==== Task inputs
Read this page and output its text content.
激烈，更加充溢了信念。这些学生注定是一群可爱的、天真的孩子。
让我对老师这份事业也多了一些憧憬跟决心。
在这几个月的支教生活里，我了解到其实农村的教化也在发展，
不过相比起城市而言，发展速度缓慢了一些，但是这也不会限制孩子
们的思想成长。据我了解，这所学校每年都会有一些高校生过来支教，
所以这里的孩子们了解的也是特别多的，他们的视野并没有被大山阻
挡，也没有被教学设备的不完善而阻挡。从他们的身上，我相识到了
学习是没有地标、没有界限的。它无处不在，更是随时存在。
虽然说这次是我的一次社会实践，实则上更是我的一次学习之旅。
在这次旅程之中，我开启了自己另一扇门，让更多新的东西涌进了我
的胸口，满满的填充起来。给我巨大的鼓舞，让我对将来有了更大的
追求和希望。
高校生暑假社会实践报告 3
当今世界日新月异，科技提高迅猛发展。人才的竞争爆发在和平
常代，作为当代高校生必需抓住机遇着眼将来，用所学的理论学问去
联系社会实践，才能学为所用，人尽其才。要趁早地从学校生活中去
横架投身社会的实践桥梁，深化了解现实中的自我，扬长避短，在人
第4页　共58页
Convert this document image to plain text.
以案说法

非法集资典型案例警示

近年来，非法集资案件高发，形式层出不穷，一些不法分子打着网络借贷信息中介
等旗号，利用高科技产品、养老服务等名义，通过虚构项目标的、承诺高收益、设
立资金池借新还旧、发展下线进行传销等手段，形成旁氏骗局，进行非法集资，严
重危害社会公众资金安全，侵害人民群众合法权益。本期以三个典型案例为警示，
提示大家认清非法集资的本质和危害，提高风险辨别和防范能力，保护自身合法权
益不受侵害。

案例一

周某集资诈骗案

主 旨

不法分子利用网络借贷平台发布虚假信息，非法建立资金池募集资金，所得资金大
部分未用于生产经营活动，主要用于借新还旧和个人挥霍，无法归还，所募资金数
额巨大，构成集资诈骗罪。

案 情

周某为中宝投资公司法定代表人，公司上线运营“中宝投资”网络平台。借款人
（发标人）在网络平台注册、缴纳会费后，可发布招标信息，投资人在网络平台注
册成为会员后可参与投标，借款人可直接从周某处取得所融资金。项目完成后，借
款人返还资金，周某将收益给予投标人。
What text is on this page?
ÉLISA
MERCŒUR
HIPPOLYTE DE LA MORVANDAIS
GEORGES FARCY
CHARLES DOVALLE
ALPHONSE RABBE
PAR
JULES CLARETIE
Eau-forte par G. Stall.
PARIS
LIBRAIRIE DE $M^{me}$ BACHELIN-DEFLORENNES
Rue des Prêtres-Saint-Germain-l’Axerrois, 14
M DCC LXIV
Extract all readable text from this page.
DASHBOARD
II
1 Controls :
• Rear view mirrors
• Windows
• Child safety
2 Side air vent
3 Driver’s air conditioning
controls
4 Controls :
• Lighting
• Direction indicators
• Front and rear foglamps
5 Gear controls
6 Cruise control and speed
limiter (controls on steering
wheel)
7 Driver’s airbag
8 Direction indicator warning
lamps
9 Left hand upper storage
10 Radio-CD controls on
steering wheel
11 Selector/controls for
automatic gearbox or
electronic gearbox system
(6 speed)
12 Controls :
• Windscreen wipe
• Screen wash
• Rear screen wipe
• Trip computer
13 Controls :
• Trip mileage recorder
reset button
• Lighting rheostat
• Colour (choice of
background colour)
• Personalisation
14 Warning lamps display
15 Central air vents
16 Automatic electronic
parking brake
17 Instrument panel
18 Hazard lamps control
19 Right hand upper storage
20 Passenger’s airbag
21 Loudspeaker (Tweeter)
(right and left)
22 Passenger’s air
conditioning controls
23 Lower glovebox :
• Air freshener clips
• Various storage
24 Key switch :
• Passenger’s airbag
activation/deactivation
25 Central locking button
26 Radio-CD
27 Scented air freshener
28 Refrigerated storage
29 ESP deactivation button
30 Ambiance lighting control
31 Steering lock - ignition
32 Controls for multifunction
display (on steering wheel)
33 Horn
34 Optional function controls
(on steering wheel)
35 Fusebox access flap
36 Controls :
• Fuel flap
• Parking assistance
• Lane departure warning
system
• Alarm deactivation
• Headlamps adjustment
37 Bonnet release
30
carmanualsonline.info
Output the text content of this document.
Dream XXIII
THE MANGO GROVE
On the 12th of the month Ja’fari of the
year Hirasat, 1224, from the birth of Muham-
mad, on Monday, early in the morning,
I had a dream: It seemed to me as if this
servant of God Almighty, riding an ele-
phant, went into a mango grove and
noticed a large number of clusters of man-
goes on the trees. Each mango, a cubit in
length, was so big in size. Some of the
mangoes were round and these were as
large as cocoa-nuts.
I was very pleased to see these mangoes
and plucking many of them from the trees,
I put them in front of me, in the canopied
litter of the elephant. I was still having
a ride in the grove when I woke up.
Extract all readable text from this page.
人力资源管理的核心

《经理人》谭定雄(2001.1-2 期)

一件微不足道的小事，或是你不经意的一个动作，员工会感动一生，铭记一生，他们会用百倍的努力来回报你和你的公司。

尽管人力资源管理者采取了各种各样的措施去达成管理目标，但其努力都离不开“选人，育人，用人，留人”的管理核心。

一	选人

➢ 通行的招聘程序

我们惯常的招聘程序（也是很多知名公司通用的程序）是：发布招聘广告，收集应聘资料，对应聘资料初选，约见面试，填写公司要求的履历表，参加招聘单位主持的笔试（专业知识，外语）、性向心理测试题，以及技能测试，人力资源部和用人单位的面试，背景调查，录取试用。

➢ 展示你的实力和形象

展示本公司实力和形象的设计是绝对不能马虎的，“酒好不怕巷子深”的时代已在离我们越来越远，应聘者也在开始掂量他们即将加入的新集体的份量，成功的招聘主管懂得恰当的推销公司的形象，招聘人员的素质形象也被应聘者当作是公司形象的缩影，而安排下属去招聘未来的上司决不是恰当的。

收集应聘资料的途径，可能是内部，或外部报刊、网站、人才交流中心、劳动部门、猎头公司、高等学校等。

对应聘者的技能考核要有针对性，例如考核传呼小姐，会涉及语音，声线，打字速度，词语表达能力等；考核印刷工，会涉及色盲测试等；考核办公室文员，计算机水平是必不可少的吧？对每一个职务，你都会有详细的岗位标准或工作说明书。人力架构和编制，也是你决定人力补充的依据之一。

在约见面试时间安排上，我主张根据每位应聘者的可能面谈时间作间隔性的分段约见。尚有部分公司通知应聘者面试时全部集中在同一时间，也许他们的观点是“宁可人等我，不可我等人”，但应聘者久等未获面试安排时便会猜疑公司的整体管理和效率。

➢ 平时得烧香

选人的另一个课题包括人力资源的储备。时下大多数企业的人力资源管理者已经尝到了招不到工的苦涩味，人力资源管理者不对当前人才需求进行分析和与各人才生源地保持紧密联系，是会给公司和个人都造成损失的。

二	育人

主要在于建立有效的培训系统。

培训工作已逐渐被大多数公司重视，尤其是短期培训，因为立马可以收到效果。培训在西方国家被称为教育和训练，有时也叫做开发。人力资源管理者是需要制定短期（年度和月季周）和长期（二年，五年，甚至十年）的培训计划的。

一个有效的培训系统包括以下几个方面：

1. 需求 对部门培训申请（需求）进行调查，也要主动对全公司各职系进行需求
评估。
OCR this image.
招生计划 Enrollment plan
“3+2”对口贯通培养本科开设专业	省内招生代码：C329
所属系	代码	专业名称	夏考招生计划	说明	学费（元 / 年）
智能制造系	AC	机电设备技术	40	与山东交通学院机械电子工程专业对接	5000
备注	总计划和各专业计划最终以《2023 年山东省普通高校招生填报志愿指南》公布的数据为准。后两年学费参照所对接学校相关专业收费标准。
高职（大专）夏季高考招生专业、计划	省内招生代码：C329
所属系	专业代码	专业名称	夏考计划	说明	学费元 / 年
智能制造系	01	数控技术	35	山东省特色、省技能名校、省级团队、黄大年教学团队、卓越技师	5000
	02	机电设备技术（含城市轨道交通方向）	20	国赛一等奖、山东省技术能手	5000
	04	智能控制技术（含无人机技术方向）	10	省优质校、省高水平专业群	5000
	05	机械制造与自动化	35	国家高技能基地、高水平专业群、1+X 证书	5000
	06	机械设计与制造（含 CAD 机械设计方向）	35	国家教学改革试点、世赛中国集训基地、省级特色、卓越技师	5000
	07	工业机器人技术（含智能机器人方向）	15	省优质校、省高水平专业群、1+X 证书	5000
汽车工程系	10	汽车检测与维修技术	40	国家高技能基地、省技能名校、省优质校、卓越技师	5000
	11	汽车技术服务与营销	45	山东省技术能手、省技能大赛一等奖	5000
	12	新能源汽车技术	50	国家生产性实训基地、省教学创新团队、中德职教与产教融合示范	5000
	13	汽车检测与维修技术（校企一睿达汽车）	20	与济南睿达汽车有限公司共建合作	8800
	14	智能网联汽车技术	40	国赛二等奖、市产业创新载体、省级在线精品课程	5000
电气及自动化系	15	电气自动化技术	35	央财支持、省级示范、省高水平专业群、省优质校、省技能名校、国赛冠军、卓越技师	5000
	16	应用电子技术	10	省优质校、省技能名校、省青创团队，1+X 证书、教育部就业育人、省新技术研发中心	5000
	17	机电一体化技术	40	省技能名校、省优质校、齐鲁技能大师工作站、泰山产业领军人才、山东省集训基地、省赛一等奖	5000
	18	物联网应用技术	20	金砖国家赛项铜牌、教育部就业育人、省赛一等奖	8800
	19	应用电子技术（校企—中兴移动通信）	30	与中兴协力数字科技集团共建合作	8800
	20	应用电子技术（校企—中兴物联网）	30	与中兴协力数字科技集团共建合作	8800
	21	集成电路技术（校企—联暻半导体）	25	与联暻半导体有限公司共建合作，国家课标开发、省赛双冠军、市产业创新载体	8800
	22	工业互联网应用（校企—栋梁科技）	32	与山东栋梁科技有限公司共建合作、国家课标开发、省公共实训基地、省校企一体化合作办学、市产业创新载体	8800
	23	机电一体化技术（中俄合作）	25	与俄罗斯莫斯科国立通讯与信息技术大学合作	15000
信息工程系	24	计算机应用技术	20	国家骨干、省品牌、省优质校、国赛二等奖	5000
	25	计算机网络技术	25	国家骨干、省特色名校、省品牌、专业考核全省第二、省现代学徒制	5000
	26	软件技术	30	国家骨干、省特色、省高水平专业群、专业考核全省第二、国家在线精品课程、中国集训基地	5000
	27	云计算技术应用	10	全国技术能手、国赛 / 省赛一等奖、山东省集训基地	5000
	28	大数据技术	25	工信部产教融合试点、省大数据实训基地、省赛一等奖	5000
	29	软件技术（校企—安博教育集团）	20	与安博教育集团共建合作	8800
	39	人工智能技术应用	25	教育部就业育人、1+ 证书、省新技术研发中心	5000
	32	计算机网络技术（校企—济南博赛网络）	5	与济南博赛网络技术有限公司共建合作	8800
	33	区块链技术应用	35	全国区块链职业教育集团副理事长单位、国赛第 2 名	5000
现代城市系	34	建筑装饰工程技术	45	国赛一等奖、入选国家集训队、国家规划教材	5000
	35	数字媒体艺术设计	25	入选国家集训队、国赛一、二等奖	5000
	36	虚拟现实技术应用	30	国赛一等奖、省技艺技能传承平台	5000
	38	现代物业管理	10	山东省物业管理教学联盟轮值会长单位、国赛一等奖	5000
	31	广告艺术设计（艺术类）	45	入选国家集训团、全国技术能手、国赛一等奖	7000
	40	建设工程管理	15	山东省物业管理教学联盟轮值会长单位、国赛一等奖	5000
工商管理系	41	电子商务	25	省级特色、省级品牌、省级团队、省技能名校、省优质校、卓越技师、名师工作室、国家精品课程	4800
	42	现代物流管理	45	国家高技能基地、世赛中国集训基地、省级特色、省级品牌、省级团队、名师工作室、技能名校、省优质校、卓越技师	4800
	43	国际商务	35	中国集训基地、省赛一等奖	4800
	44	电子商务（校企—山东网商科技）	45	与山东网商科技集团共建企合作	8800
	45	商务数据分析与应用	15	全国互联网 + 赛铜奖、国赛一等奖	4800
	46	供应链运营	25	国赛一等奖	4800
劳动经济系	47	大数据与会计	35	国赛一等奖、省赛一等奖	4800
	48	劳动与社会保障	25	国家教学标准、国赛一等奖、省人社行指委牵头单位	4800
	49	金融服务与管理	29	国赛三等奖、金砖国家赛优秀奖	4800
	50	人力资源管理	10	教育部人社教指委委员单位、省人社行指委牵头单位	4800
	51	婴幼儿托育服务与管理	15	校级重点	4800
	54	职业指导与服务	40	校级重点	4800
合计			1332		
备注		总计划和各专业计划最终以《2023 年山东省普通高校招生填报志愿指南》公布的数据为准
========
Select every line above that contains the word "电子商务", and copy it.

工商管理系	41	电子商务	25	省级特色、省级品牌、省级团队、省技能名校、省优质校、卓越技师、名师工作室、国家精品课程	4800
	44	电子商务（校企—山东网商科技）	45	与山东网商科技集团共建企合作	8800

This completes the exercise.